## [INSTRUCTION]
Pictures should be excluded; otherwise, copy every entry exactly.

— start DATA SHOWN —

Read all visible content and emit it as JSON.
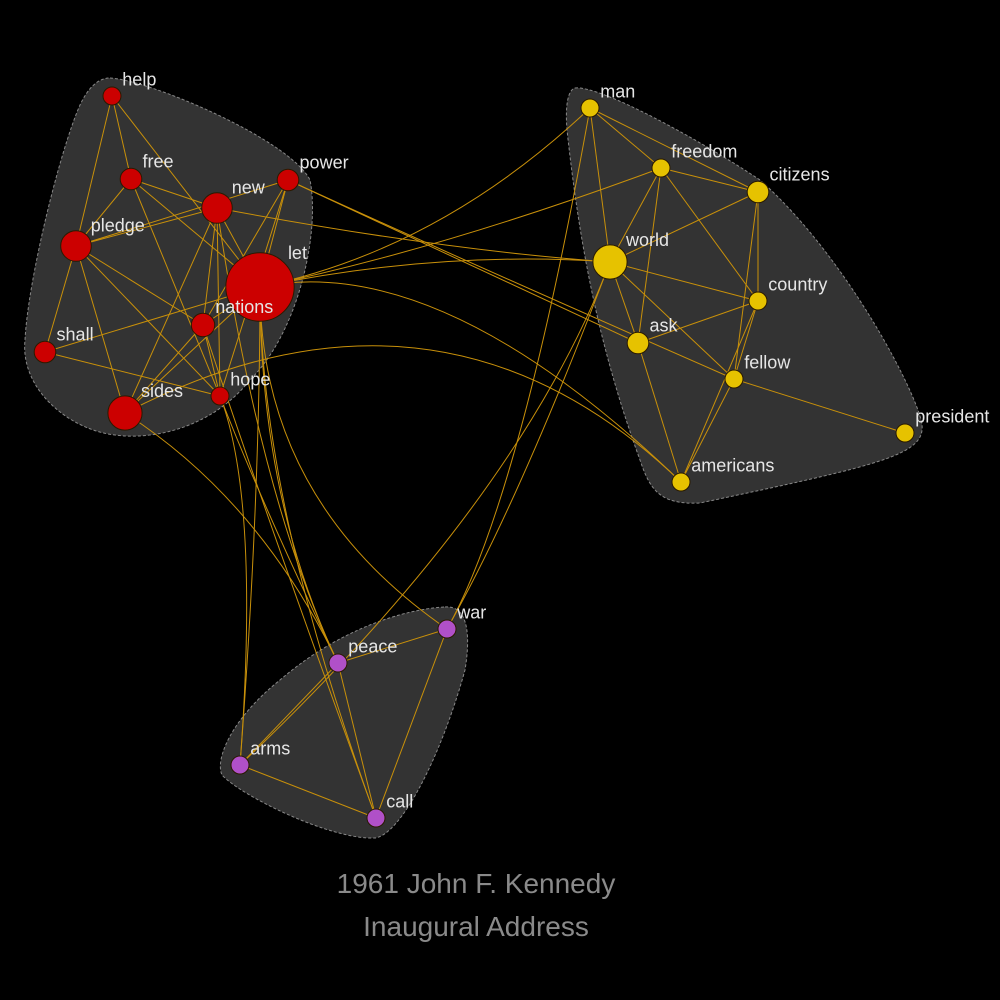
{
  "title": {
    "line1": "1961 John F. Kennedy",
    "line2": "Inaugural Address"
  },
  "colors": {
    "background": "#000000",
    "hull": "#333333",
    "edge": "#c8900a",
    "red": "#cc0000",
    "yellow": "#e6c200",
    "purple": "#b050c8",
    "label": "#e6e6e6",
    "title": "#8a8a8a"
  },
  "groups": [
    {
      "id": "red",
      "color": "#cc0000"
    },
    {
      "id": "yellow",
      "color": "#e6c200"
    },
    {
      "id": "purple",
      "color": "#b050c8"
    }
  ],
  "nodes": [
    {
      "id": "help",
      "group": "red",
      "weight": 1
    },
    {
      "id": "free",
      "group": "red",
      "weight": 1.2
    },
    {
      "id": "new",
      "group": "red",
      "weight": 1.7
    },
    {
      "id": "power",
      "group": "red",
      "weight": 1.2
    },
    {
      "id": "pledge",
      "group": "red",
      "weight": 1.7
    },
    {
      "id": "let",
      "group": "red",
      "weight": 3.8
    },
    {
      "id": "nations",
      "group": "red",
      "weight": 1.3
    },
    {
      "id": "shall",
      "group": "red",
      "weight": 1.2
    },
    {
      "id": "hope",
      "group": "red",
      "weight": 1
    },
    {
      "id": "sides",
      "group": "red",
      "weight": 1.9
    },
    {
      "id": "man",
      "group": "yellow",
      "weight": 1
    },
    {
      "id": "freedom",
      "group": "yellow",
      "weight": 1
    },
    {
      "id": "citizens",
      "group": "yellow",
      "weight": 1.2
    },
    {
      "id": "world",
      "group": "yellow",
      "weight": 1.9
    },
    {
      "id": "country",
      "group": "yellow",
      "weight": 1
    },
    {
      "id": "ask",
      "group": "yellow",
      "weight": 1.2
    },
    {
      "id": "fellow",
      "group": "yellow",
      "weight": 1
    },
    {
      "id": "americans",
      "group": "yellow",
      "weight": 1
    },
    {
      "id": "president",
      "group": "yellow",
      "weight": 1
    },
    {
      "id": "war",
      "group": "purple",
      "weight": 1
    },
    {
      "id": "peace",
      "group": "purple",
      "weight": 1
    },
    {
      "id": "arms",
      "group": "purple",
      "weight": 1
    },
    {
      "id": "call",
      "group": "purple",
      "weight": 1
    }
  ],
  "edges": [
    [
      "help",
      "free"
    ],
    [
      "help",
      "pledge"
    ],
    [
      "help",
      "let"
    ],
    [
      "free",
      "pledge"
    ],
    [
      "free",
      "new"
    ],
    [
      "free",
      "let"
    ],
    [
      "free",
      "hope"
    ],
    [
      "pledge",
      "new"
    ],
    [
      "pledge",
      "power"
    ],
    [
      "pledge",
      "nations"
    ],
    [
      "pledge",
      "shall"
    ],
    [
      "pledge",
      "sides"
    ],
    [
      "pledge",
      "hope"
    ],
    [
      "new",
      "let"
    ],
    [
      "new",
      "nations"
    ],
    [
      "new",
      "sides"
    ],
    [
      "new",
      "hope"
    ],
    [
      "power",
      "let"
    ],
    [
      "power",
      "nations"
    ],
    [
      "power",
      "hope"
    ],
    [
      "let",
      "nations"
    ],
    [
      "let",
      "sides"
    ],
    [
      "shall",
      "let"
    ],
    [
      "shall",
      "hope"
    ],
    [
      "nations",
      "sides"
    ],
    [
      "nations",
      "hope"
    ],
    [
      "man",
      "freedom"
    ],
    [
      "man",
      "citizens"
    ],
    [
      "man",
      "world"
    ],
    [
      "freedom",
      "citizens"
    ],
    [
      "freedom",
      "world"
    ],
    [
      "freedom",
      "ask"
    ],
    [
      "freedom",
      "country"
    ],
    [
      "citizens",
      "world"
    ],
    [
      "citizens",
      "country"
    ],
    [
      "citizens",
      "fellow"
    ],
    [
      "world",
      "country"
    ],
    [
      "world",
      "ask"
    ],
    [
      "world",
      "fellow"
    ],
    [
      "ask",
      "country"
    ],
    [
      "ask",
      "americans"
    ],
    [
      "fellow",
      "country"
    ],
    [
      "fellow",
      "americans"
    ],
    [
      "fellow",
      "president"
    ],
    [
      "country",
      "americans"
    ],
    [
      "war",
      "peace"
    ],
    [
      "war",
      "call"
    ],
    [
      "peace",
      "arms"
    ],
    [
      "peace",
      "call"
    ],
    [
      "arms",
      "call"
    ],
    [
      "let",
      "world"
    ],
    [
      "let",
      "man"
    ],
    [
      "new",
      "world"
    ],
    [
      "power",
      "fellow"
    ],
    [
      "power",
      "ask"
    ],
    [
      "let",
      "americans"
    ],
    [
      "let",
      "freedom"
    ],
    [
      "sides",
      "peace"
    ],
    [
      "let",
      "arms"
    ],
    [
      "let",
      "peace"
    ],
    [
      "let",
      "war"
    ],
    [
      "nations",
      "call"
    ],
    [
      "hope",
      "arms"
    ],
    [
      "hope",
      "peace"
    ],
    [
      "new",
      "peace"
    ],
    [
      "sides",
      "americans"
    ],
    [
      "world",
      "war"
    ],
    [
      "man",
      "war"
    ],
    [
      "world",
      "arms"
    ],
    [
      "let",
      "call"
    ]
  ]
}
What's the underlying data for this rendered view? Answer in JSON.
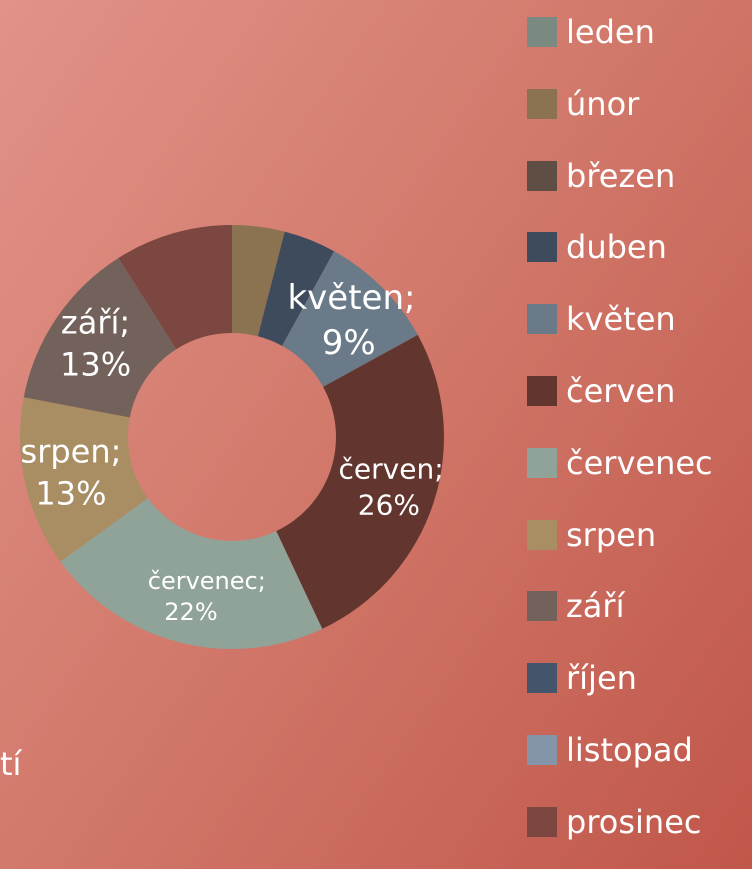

— end DATA SHOWN —

## [OUTPUT FOR THIS EXERCISE]
Read all visible content and emit it as JSON.
{
  "title": {
    "line1": "1961 John F. Kennedy",
    "line2": "Inaugural Address"
  },
  "colors": {
    "background": "#000000",
    "hull": "#333333",
    "edge": "#c8900a",
    "red": "#cc0000",
    "yellow": "#e6c200",
    "purple": "#b050c8",
    "label": "#e6e6e6",
    "title": "#8a8a8a"
  },
  "groups": [
    {
      "id": "red",
      "color": "#cc0000"
    },
    {
      "id": "yellow",
      "color": "#e6c200"
    },
    {
      "id": "purple",
      "color": "#b050c8"
    }
  ],
  "nodes": [
    {
      "id": "help",
      "group": "red",
      "weight": 1
    },
    {
      "id": "free",
      "group": "red",
      "weight": 1.2
    },
    {
      "id": "new",
      "group": "red",
      "weight": 1.7
    },
    {
      "id": "power",
      "group": "red",
      "weight": 1.2
    },
    {
      "id": "pledge",
      "group": "red",
      "weight": 1.7
    },
    {
      "id": "let",
      "group": "red",
      "weight": 3.8
    },
    {
      "id": "nations",
      "group": "red",
      "weight": 1.3
    },
    {
      "id": "shall",
      "group": "red",
      "weight": 1.2
    },
    {
      "id": "hope",
      "group": "red",
      "weight": 1
    },
    {
      "id": "sides",
      "group": "red",
      "weight": 1.9
    },
    {
      "id": "man",
      "group": "yellow",
      "weight": 1
    },
    {
      "id": "freedom",
      "group": "yellow",
      "weight": 1
    },
    {
      "id": "citizens",
      "group": "yellow",
      "weight": 1.2
    },
    {
      "id": "world",
      "group": "yellow",
      "weight": 1.9
    },
    {
      "id": "country",
      "group": "yellow",
      "weight": 1
    },
    {
      "id": "ask",
      "group": "yellow",
      "weight": 1.2
    },
    {
      "id": "fellow",
      "group": "yellow",
      "weight": 1
    },
    {
      "id": "americans",
      "group": "yellow",
      "weight": 1
    },
    {
      "id": "president",
      "group": "yellow",
      "weight": 1
    },
    {
      "id": "war",
      "group": "purple",
      "weight": 1
    },
    {
      "id": "peace",
      "group": "purple",
      "weight": 1
    },
    {
      "id": "arms",
      "group": "purple",
      "weight": 1
    },
    {
      "id": "call",
      "group": "purple",
      "weight": 1
    }
  ],
  "edges": [
    [
      "help",
      "free"
    ],
    [
      "help",
      "pledge"
    ],
    [
      "help",
      "let"
    ],
    [
      "free",
      "pledge"
    ],
    [
      "free",
      "new"
    ],
    [
      "free",
      "let"
    ],
    [
      "free",
      "hope"
    ],
    [
      "pledge",
      "new"
    ],
    [
      "pledge",
      "power"
    ],
    [
      "pledge",
      "nations"
    ],
    [
      "pledge",
      "shall"
    ],
    [
      "pledge",
      "sides"
    ],
    [
      "pledge",
      "hope"
    ],
    [
      "new",
      "let"
    ],
    [
      "new",
      "nations"
    ],
    [
      "new",
      "sides"
    ],
    [
      "new",
      "hope"
    ],
    [
      "power",
      "let"
    ],
    [
      "power",
      "nations"
    ],
    [
      "power",
      "hope"
    ],
    [
      "let",
      "nations"
    ],
    [
      "let",
      "sides"
    ],
    [
      "shall",
      "let"
    ],
    [
      "shall",
      "hope"
    ],
    [
      "nations",
      "sides"
    ],
    [
      "nations",
      "hope"
    ],
    [
      "man",
      "freedom"
    ],
    [
      "man",
      "citizens"
    ],
    [
      "man",
      "world"
    ],
    [
      "freedom",
      "citizens"
    ],
    [
      "freedom",
      "world"
    ],
    [
      "freedom",
      "ask"
    ],
    [
      "freedom",
      "country"
    ],
    [
      "citizens",
      "world"
    ],
    [
      "citizens",
      "country"
    ],
    [
      "citizens",
      "fellow"
    ],
    [
      "world",
      "country"
    ],
    [
      "world",
      "ask"
    ],
    [
      "world",
      "fellow"
    ],
    [
      "ask",
      "country"
    ],
    [
      "ask",
      "americans"
    ],
    [
      "fellow",
      "country"
    ],
    [
      "fellow",
      "americans"
    ],
    [
      "fellow",
      "president"
    ],
    [
      "country",
      "americans"
    ],
    [
      "war",
      "peace"
    ],
    [
      "war",
      "call"
    ],
    [
      "peace",
      "arms"
    ],
    [
      "peace",
      "call"
    ],
    [
      "arms",
      "call"
    ],
    [
      "let",
      "world"
    ],
    [
      "let",
      "man"
    ],
    [
      "new",
      "world"
    ],
    [
      "power",
      "fellow"
    ],
    [
      "power",
      "ask"
    ],
    [
      "let",
      "americans"
    ],
    [
      "let",
      "freedom"
    ],
    [
      "sides",
      "peace"
    ],
    [
      "let",
      "arms"
    ],
    [
      "let",
      "peace"
    ],
    [
      "let",
      "war"
    ],
    [
      "nations",
      "call"
    ],
    [
      "hope",
      "arms"
    ],
    [
      "hope",
      "peace"
    ],
    [
      "new",
      "peace"
    ],
    [
      "sides",
      "americans"
    ],
    [
      "world",
      "war"
    ],
    [
      "man",
      "war"
    ],
    [
      "world",
      "arms"
    ],
    [
      "let",
      "call"
    ]
  ]
}
What's the underlying data for this rendered view? Answer in JSON.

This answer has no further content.